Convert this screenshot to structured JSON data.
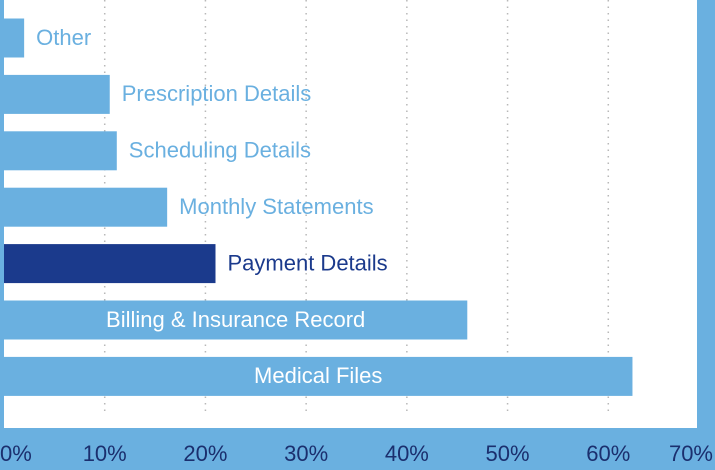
{
  "chart_data": {
    "type": "barh",
    "categories": [
      "Other",
      "Prescription Details",
      "Scheduling Details",
      "Monthly Statements",
      "Payment Details",
      "Billing & Insurance Record",
      "Medical Files"
    ],
    "values": [
      2,
      10.5,
      11.2,
      16.2,
      21,
      46,
      62.4
    ],
    "colors": [
      "#6ab0e0",
      "#6ab0e0",
      "#6ab0e0",
      "#6ab0e0",
      "#1b3a8c",
      "#6ab0e0",
      "#6ab0e0"
    ],
    "xlim": [
      0,
      70
    ],
    "xticks": [
      {
        "value": 0,
        "label": "0%"
      },
      {
        "value": 10,
        "label": "10%"
      },
      {
        "value": 20,
        "label": "20%"
      },
      {
        "value": 30,
        "label": "30%"
      },
      {
        "value": 40,
        "label": "40%"
      },
      {
        "value": 50,
        "label": "50%"
      },
      {
        "value": 60,
        "label": "60%"
      },
      {
        "value": 70,
        "label": "70%"
      }
    ],
    "grid": true
  }
}
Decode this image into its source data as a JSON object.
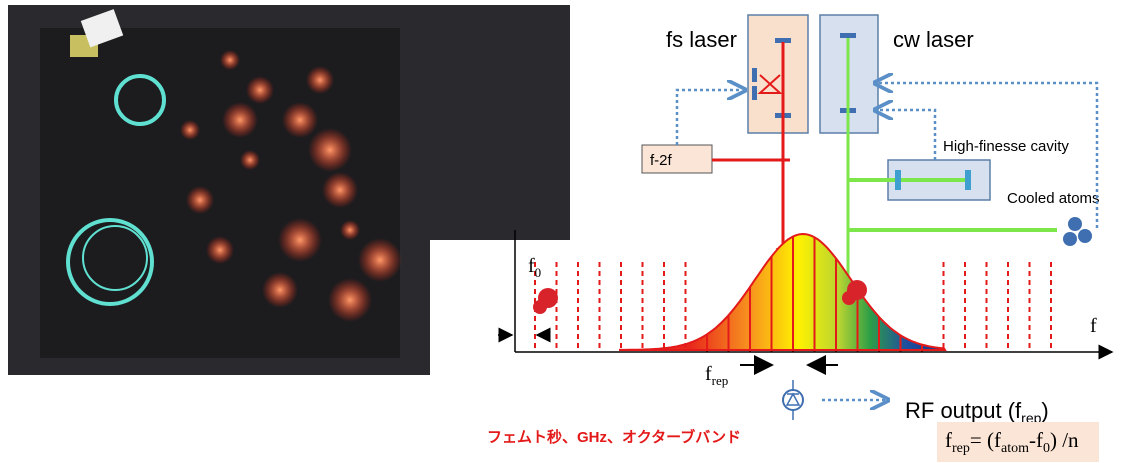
{
  "labels": {
    "fs_laser": "fs laser",
    "cw_laser": "cw laser",
    "f2f": "f-2f",
    "cavity": "High-finesse cavity",
    "atoms": "Cooled atoms",
    "f0": {
      "base": "f",
      "sub": "0"
    },
    "f_axis": "f",
    "frep": {
      "base": "f",
      "sub": "rep"
    },
    "rf_output": {
      "text": "RF output (f",
      "sub": "rep",
      "close": ")"
    },
    "japanese": "フェムト秒、GHz、オクターブバンド",
    "formula": [
      {
        "text": "f"
      },
      {
        "sub": "rep"
      },
      {
        "text": "= (f"
      },
      {
        "sub": "atom"
      },
      {
        "text": "-f"
      },
      {
        "sub": "0"
      },
      {
        "text": ") /n"
      }
    ]
  }
}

......

Set problem>
Write out, word for word, the line containing "Decode this image" and each line after it to the end of the data, and nothing more. Drop the pictures.

Exercise result>
Decode this image into its source data as a JSON object.
{
  "labels": {
    "fs_laser": "fs laser",
    "cw_laser": "cw laser",
    "f2f": "f-2f",
    "cavity": "High-finesse cavity",
    "atoms": "Cooled atoms",
    "f0": {
      "base": "f",
      "sub": "0"
    },
    "f_axis": "f",
    "frep": {
      "base": "f",
      "sub": "rep"
    },
    "rf_output": {
      "text": "RF output (f",
      "sub": "rep",
      "close": ")"
    },
    "japanese": "フェムト秒、GHz、オクターブバンド",
    "formula": [
      {
        "text": "f"
      },
      {
        "sub": "rep"
      },
      {
        "text": "= (f"
      },
      {
        "sub": "atom"
      },
      {
        "text": "-f"
      },
      {
        "sub": "0"
      },
      {
        "text": ") /n"
      }
    ]
  }
}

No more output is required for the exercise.